[What the exercise asks]: Rewrite the items from the line containing "List every element" through the line containing "x-tick-label: 0.000000 xyxy=(74,434,131,448)", replacing "plot-area" with "chart-area" and leaving everything else unchanged. Give only those lines.

[Dataset excerpts]:
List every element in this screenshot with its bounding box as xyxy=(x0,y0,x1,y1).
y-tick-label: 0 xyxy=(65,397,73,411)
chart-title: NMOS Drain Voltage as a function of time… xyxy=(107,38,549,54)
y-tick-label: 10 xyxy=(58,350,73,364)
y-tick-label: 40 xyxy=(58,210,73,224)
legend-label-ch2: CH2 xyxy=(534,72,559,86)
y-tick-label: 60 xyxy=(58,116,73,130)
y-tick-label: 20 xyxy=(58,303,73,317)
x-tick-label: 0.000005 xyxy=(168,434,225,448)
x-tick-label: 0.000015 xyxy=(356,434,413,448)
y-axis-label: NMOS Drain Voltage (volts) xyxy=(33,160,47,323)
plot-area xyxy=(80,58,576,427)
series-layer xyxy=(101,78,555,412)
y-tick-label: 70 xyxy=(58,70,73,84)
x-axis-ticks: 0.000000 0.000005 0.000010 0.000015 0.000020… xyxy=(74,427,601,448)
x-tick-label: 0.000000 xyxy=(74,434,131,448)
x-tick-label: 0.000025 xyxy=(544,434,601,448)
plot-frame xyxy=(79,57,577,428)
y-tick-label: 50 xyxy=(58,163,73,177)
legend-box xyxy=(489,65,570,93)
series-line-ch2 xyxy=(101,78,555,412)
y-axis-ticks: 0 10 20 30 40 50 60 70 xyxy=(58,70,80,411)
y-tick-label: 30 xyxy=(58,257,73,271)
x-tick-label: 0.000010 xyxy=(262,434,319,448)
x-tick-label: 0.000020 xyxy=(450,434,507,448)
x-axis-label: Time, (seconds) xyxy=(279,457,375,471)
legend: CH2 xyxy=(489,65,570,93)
...
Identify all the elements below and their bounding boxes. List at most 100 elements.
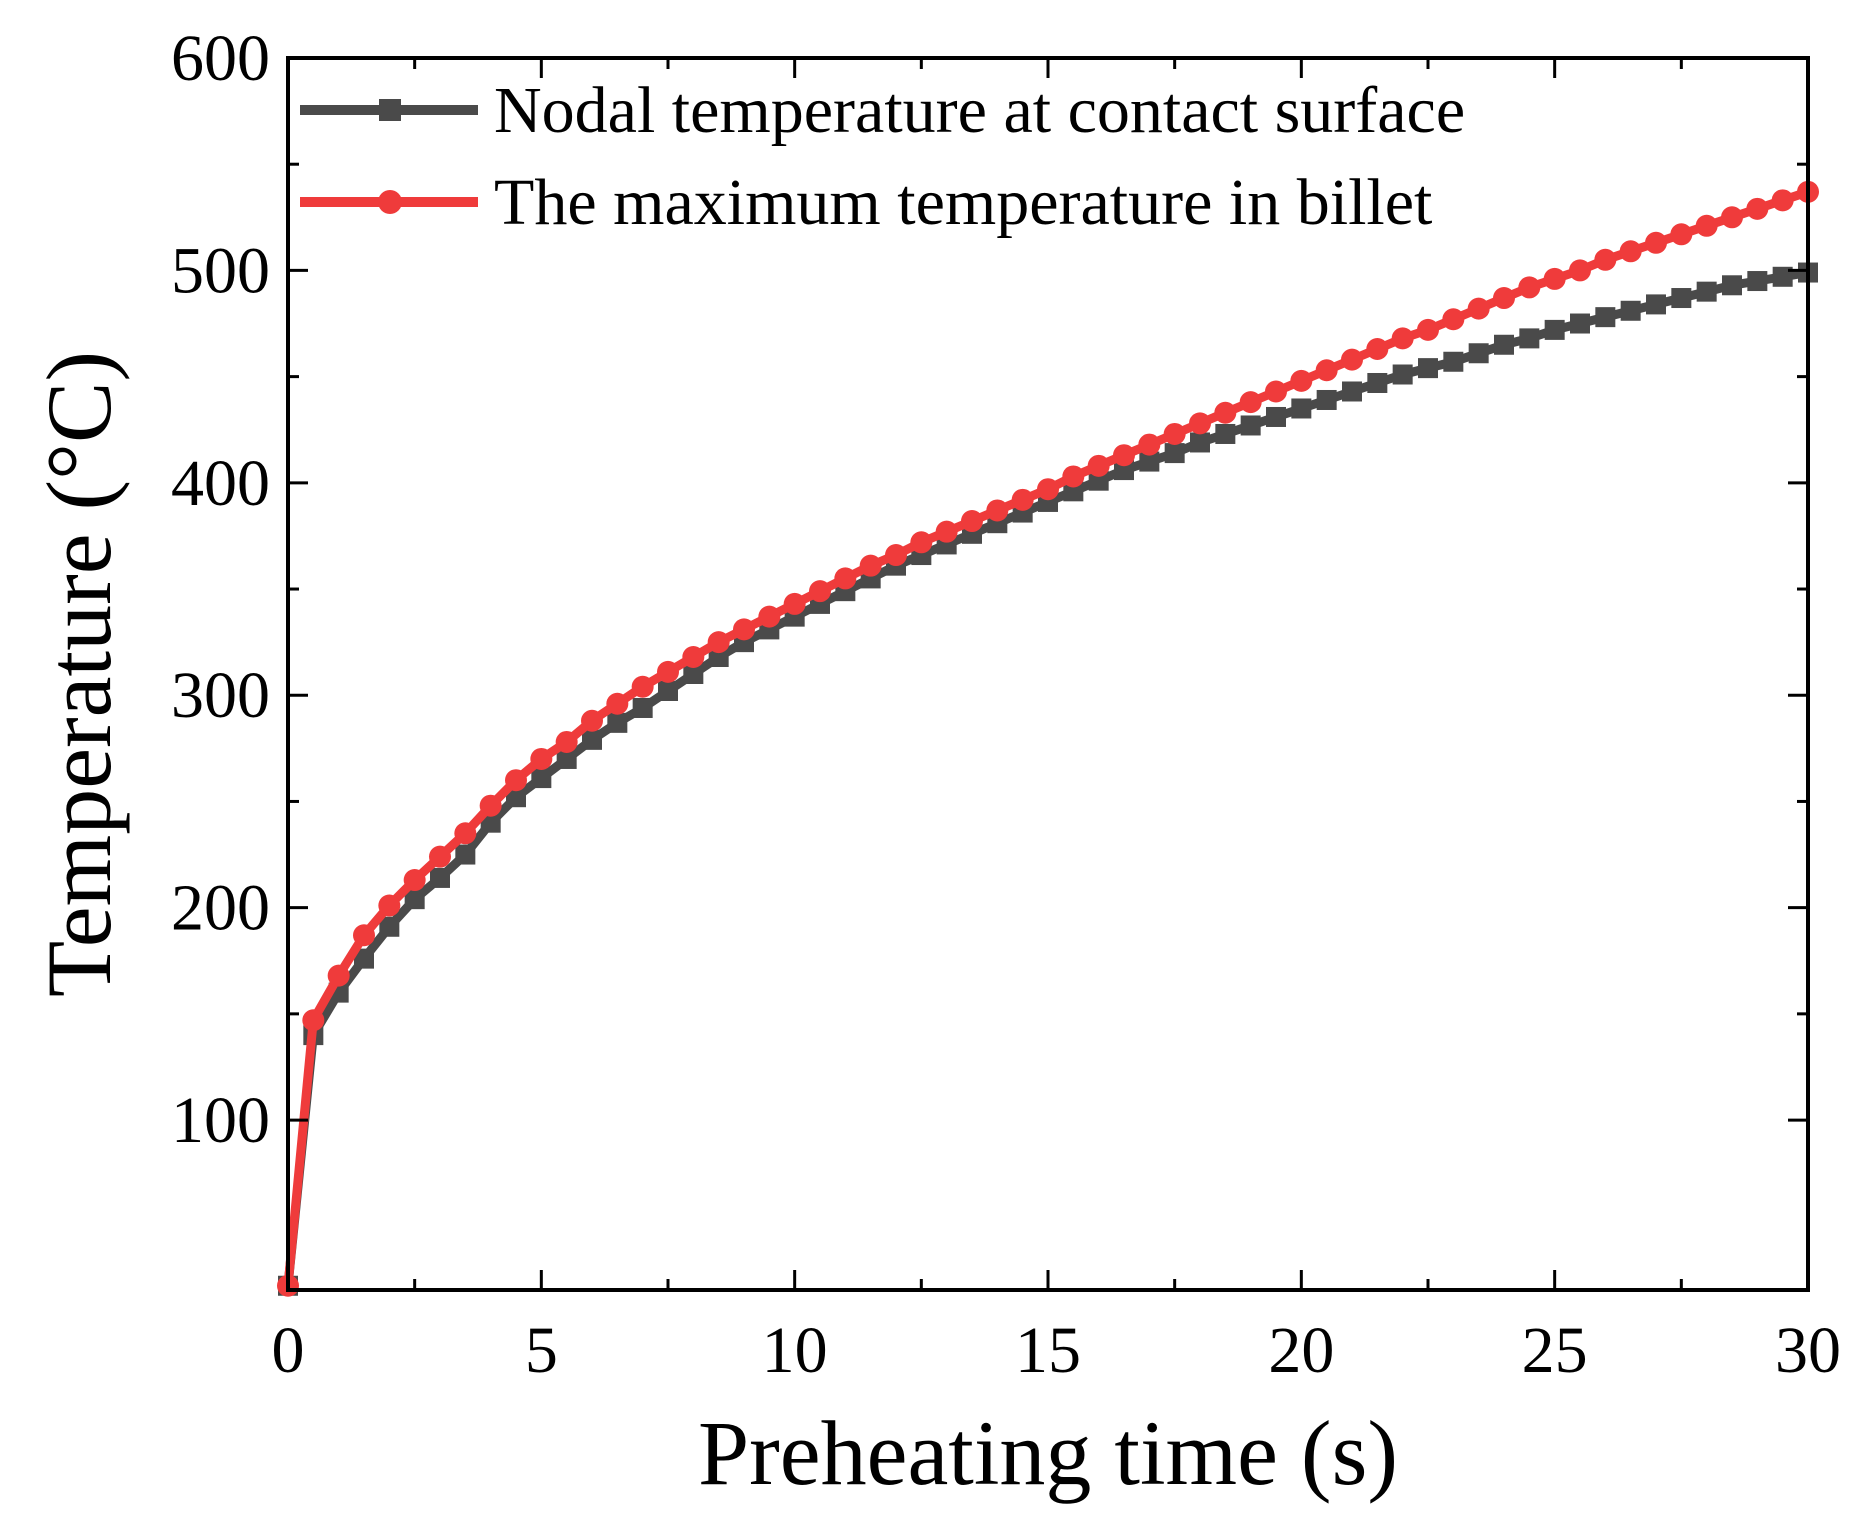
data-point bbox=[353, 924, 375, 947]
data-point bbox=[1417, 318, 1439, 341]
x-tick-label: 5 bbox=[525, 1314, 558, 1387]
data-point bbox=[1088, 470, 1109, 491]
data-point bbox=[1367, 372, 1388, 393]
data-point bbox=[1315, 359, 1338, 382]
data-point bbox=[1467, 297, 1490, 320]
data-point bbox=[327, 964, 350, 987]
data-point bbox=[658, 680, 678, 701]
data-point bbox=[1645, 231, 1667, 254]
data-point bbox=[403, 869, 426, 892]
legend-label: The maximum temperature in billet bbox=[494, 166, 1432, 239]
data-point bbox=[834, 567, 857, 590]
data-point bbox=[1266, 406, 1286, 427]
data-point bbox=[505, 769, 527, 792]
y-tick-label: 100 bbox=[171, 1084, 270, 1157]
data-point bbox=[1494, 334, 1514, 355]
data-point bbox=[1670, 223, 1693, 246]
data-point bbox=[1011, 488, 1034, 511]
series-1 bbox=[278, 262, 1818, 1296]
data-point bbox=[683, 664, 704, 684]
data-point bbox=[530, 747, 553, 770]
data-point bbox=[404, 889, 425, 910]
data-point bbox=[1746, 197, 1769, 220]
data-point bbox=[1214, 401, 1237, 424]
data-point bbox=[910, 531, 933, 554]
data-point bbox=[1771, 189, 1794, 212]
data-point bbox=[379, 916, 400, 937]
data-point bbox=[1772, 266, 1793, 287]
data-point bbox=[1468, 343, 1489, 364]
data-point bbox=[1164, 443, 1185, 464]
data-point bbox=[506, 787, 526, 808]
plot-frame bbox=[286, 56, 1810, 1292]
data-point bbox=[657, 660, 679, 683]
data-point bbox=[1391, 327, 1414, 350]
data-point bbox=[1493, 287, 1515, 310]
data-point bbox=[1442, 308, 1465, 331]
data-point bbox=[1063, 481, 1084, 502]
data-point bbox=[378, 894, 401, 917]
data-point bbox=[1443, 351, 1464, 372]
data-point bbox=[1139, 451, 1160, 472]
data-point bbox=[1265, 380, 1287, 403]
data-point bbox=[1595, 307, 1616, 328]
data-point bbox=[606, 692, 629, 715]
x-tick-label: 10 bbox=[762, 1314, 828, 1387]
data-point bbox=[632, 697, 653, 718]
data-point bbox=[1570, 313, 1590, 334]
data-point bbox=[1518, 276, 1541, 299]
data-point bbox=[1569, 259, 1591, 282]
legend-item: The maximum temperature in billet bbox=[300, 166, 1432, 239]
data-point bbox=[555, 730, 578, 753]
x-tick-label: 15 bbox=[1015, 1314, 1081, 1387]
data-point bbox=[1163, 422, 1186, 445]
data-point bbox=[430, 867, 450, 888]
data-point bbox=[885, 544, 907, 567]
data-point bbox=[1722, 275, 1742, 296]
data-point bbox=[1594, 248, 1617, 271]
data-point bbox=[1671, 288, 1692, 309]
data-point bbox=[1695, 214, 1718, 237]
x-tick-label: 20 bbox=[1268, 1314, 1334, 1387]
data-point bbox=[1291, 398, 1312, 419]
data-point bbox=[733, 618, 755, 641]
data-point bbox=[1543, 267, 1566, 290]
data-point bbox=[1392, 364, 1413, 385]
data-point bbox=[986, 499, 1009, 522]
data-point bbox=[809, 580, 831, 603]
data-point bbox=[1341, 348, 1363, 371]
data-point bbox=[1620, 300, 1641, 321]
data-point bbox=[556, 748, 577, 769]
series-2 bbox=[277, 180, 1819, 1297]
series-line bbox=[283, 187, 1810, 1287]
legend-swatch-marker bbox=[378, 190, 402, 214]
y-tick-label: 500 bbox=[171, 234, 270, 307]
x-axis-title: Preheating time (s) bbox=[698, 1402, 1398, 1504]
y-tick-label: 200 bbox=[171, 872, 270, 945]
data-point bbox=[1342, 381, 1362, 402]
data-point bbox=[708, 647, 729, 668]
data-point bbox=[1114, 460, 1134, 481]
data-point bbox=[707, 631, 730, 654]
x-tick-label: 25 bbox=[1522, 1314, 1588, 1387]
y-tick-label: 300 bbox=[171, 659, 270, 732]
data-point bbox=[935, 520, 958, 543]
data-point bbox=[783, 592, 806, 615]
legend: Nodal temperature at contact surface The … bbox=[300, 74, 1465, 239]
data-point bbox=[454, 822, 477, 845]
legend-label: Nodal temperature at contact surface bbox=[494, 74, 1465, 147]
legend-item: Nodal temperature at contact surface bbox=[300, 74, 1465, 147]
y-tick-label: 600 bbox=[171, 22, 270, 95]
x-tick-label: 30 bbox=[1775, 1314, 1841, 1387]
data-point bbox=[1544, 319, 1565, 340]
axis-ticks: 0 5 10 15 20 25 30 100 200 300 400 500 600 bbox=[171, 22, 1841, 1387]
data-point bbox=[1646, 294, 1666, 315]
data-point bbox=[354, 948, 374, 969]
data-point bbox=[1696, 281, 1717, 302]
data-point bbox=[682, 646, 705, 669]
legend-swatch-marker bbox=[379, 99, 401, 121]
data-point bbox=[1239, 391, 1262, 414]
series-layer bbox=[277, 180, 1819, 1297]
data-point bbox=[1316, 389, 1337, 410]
---
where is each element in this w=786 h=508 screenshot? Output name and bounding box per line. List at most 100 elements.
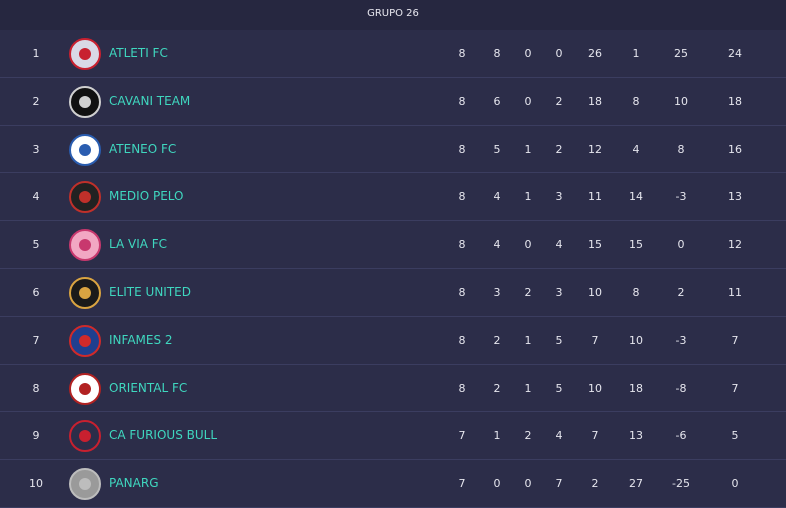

[Worked solution]:
List every element in this screenshot with its bounding box as xyxy=(x0,y0,x1,y1).
y-tick-label: 0 xyxy=(65,397,73,411)
chart-title: NMOS Drain Voltage as a function of time… xyxy=(107,38,549,54)
y-tick-label: 10 xyxy=(58,350,73,364)
y-tick-label: 40 xyxy=(58,210,73,224)
legend-label-ch2: CH2 xyxy=(534,72,559,86)
y-tick-label: 60 xyxy=(58,116,73,130)
y-tick-label: 20 xyxy=(58,303,73,317)
x-tick-label: 0.000005 xyxy=(168,434,225,448)
x-tick-label: 0.000015 xyxy=(356,434,413,448)
y-axis-label: NMOS Drain Voltage (volts) xyxy=(33,160,47,323)
chart-area xyxy=(80,58,576,427)
series-layer xyxy=(101,78,555,412)
y-tick-label: 70 xyxy=(58,70,73,84)
x-axis-ticks: 0.000000 0.000005 0.000010 0.000015 0.000020… xyxy=(74,427,601,448)
x-tick-label: 0.000000 xyxy=(74,434,131,448)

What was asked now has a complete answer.